Return the listing below word for word.

-------- STORED DATA

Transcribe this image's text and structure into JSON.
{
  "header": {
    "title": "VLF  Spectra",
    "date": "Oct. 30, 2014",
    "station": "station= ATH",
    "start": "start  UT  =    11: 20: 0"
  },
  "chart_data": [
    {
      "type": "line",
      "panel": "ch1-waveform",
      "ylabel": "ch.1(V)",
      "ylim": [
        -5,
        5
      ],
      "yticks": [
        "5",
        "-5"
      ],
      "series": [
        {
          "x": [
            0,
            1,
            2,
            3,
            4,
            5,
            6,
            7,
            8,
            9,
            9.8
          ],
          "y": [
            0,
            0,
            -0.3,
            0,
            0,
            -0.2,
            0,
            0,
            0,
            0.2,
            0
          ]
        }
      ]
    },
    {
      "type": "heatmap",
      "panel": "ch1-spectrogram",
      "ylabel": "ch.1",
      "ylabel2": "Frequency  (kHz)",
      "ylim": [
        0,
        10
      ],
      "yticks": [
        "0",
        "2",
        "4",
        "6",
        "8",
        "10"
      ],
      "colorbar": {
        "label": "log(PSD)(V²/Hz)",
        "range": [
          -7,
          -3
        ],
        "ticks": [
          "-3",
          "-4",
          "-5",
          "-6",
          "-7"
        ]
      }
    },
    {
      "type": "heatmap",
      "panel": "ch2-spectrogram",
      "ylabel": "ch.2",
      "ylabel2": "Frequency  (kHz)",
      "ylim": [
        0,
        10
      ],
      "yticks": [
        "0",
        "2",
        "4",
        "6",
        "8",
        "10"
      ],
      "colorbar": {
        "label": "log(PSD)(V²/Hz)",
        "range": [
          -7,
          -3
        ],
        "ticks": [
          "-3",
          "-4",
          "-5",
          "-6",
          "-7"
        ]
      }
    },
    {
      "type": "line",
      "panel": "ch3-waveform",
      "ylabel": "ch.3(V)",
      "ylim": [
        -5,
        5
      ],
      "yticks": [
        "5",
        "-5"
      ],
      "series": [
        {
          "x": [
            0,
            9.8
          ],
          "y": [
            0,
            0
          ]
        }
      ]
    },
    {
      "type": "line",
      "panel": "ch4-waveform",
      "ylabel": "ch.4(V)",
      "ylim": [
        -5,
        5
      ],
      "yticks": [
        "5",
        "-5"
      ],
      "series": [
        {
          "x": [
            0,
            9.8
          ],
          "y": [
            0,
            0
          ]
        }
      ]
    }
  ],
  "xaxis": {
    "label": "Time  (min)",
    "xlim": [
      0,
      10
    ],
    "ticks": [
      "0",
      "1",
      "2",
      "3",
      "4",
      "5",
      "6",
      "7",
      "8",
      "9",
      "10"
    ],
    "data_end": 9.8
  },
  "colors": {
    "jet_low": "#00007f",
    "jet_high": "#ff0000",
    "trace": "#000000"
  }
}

----------------

FINAL RESULT:
Transcribe this image's text and structure into JSON.
{
  "header": {
    "title": "VLF  Spectra",
    "date": "Oct. 30, 2014",
    "station": "station= ATH",
    "start": "start  UT  =    11: 20: 0"
  },
  "chart_data": [
    {
      "type": "line",
      "panel": "ch1-waveform",
      "ylabel": "ch.1(V)",
      "ylim": [
        -5,
        5
      ],
      "yticks": [
        "5",
        "-5"
      ],
      "series": [
        {
          "x": [
            0,
            1,
            2,
            3,
            4,
            5,
            6,
            7,
            8,
            9,
            9.8
          ],
          "y": [
            0,
            0,
            -0.3,
            0,
            0,
            -0.2,
            0,
            0,
            0,
            0.2,
            0
          ]
        }
      ]
    },
    {
      "type": "heatmap",
      "panel": "ch1-spectrogram",
      "ylabel": "ch.1",
      "ylabel2": "Frequency  (kHz)",
      "ylim": [
        0,
        10
      ],
      "yticks": [
        "0",
        "2",
        "4",
        "6",
        "8",
        "10"
      ],
      "colorbar": {
        "label": "log(PSD)(V²/Hz)",
        "range": [
          -7,
          -3
        ],
        "ticks": [
          "-3",
          "-4",
          "-5",
          "-6",
          "-7"
        ]
      }
    },
    {
      "type": "heatmap",
      "panel": "ch2-spectrogram",
      "ylabel": "ch.2",
      "ylabel2": "Frequency  (kHz)",
      "ylim": [
        0,
        10
      ],
      "yticks": [
        "0",
        "2",
        "4",
        "6",
        "8",
        "10"
      ],
      "colorbar": {
        "label": "log(PSD)(V²/Hz)",
        "range": [
          -7,
          -3
        ],
        "ticks": [
          "-3",
          "-4",
          "-5",
          "-6",
          "-7"
        ]
      }
    },
    {
      "type": "line",
      "panel": "ch3-waveform",
      "ylabel": "ch.3(V)",
      "ylim": [
        -5,
        5
      ],
      "yticks": [
        "5",
        "-5"
      ],
      "series": [
        {
          "x": [
            0,
            9.8
          ],
          "y": [
            0,
            0
          ]
        }
      ]
    },
    {
      "type": "line",
      "panel": "ch4-waveform",
      "ylabel": "ch.4(V)",
      "ylim": [
        -5,
        5
      ],
      "yticks": [
        "5",
        "-5"
      ],
      "series": [
        {
          "x": [
            0,
            9.8
          ],
          "y": [
            0,
            0
          ]
        }
      ]
    }
  ],
  "xaxis": {
    "label": "Time  (min)",
    "xlim": [
      0,
      10
    ],
    "ticks": [
      "0",
      "1",
      "2",
      "3",
      "4",
      "5",
      "6",
      "7",
      "8",
      "9",
      "10"
    ],
    "data_end": 9.8
  },
  "colors": {
    "jet_low": "#00007f",
    "jet_high": "#ff0000",
    "trace": "#000000"
  }
}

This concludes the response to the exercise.